**Tareas requeridas:**
A. Reproduce sin cambios el fragmento del texto sobre el ensayo desde "No hay ensayo" hasta "el edificio entero.".
B. Según el texto sobre el ensayo, ¿a partir de qué es posible reconstruir?

**Texto proporcionado:**
>>>>>

La marca distintiva del ensayo, si la tiene, no descansa en su valor de verdad, en su potencial para provocar controversia, menos aún en su originalidad, en su supuesta habilidad para descubrir respuestas, en su más acreditada capacidad para formular preguntas o en el hecho, zarrapastroso y ridículo donde los haya cuando del ensayo se trata, de tener propósitos edificantes.
No hay ensayo que no se derrumbe por la puntería de sus críticos o por el paso inmisericorde del tiempo. Si resiste, no es un ensayo, es otra cosa. El ensayo es implausible, inestable y debe venirse abajo como un edificio sometido por un terremoto o por los golpes de la bola de demolición que, como antídoto contra el veneno de la aluminosis, termina derribando el edificio entero.
Lo que hace que un ensayo lo sea es que tras el estruendo y el polvo flotante provocados por su desplome se adivinen unas bellas ruinas. Solo a partir del cascajo brillante y la chatarra reluciente se puede alzar otro ensayo cuyo feliz e ineludible destino sea otro derrumbe. Y es que solo es posible reconstruir a partir de lo bello, no de lo verdadero.
Así que si este ensayo les persuade –¡santo cielo!–, o les parece certero –¡cielo santo!–, es que no es un ensayo, sino una encíclica, un paper académico, el prospecto de un medicamento betabloqueante, una entrada de enciclopedia o cualquier otra cosa escrita para decir verdadero-esto-y-falso-lo-otro. Pero si en cambio les parece un interesante sinsentido, o si les repugna y les provoca ñáñaras al mismo tiempo que en algún momento fugaz les deja pensando, es porque alguien puede ya empezar a escribir otro ensayo a partir de los restos que este deje.
Oh, amigas y amigos, desengáñense: lo que importa a la hora de escribir es lo mismo que lo que importa a la hora de vivir: dejar unas ruinas hermosas, embellecer el mundo con algún puñadito más de escombros.

<<<<<

**Contenido de registros:**

>>>>>

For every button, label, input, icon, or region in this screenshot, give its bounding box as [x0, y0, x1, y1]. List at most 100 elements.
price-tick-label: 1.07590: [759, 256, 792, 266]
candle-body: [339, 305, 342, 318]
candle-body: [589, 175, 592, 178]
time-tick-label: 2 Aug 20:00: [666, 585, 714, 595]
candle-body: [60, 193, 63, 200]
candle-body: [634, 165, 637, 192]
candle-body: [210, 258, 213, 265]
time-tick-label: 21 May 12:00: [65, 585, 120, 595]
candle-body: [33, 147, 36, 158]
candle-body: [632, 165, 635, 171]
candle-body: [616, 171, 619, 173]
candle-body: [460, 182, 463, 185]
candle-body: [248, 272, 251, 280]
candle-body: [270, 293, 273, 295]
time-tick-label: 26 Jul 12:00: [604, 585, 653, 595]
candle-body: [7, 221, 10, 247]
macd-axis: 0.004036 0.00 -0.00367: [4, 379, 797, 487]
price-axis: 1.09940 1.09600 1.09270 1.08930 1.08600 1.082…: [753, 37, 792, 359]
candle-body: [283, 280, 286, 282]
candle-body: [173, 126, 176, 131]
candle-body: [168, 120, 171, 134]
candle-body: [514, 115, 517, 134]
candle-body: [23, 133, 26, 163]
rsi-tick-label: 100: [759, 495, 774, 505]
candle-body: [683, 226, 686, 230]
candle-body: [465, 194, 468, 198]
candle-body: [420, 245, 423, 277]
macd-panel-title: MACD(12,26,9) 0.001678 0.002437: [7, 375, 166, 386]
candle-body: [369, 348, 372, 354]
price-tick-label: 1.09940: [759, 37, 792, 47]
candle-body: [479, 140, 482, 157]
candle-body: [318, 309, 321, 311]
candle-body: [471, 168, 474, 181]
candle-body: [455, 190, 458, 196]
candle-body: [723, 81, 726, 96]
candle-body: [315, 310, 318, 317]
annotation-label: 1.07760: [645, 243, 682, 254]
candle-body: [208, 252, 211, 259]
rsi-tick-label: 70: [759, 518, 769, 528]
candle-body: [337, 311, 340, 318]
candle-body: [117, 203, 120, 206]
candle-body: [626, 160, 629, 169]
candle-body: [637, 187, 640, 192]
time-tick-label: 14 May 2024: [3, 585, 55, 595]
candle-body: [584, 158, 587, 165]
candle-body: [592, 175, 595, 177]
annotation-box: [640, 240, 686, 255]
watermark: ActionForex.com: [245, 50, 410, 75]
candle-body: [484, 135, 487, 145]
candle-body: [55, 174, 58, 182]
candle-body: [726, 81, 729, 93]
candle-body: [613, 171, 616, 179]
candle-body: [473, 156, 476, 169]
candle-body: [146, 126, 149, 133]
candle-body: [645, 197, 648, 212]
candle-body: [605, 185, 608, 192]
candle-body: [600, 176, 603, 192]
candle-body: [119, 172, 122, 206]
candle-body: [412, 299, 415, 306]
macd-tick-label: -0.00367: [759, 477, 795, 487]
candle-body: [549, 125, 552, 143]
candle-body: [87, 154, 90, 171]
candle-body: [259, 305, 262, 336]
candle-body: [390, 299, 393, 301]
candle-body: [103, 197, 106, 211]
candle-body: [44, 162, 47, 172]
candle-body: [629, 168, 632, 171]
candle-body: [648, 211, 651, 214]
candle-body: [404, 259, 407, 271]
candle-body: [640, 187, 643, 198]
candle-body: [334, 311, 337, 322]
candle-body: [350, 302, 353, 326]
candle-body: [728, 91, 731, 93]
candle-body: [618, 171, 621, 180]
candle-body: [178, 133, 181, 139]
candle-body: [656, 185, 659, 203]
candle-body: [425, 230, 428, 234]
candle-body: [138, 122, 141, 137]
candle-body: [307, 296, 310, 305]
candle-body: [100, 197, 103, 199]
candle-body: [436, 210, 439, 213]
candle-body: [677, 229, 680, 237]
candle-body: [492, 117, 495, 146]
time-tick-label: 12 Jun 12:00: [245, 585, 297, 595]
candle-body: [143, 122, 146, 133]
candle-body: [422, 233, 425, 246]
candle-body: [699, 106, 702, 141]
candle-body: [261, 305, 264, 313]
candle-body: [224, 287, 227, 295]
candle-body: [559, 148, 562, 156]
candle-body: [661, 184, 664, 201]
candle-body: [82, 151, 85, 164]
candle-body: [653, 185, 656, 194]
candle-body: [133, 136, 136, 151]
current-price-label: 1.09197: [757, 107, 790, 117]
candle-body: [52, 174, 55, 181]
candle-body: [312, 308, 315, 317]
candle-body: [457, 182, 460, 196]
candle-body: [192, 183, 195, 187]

<<<<<

**Resultados en orden:**
A.
No hay ensayo que no se derrumbe por la puntería de sus críticos o por el paso inmisericorde del tiempo. Si resiste, no es un ensayo, es otra cosa. El ensayo es implausible, inestable y debe venirse abajo como un edificio sometido por un terremoto o por los golpes de la bola de demolición que, como antídoto contra el veneno de la aluminosis, termina derribando el edificio entero.

B. A partir de lo bello, no de lo verdadero.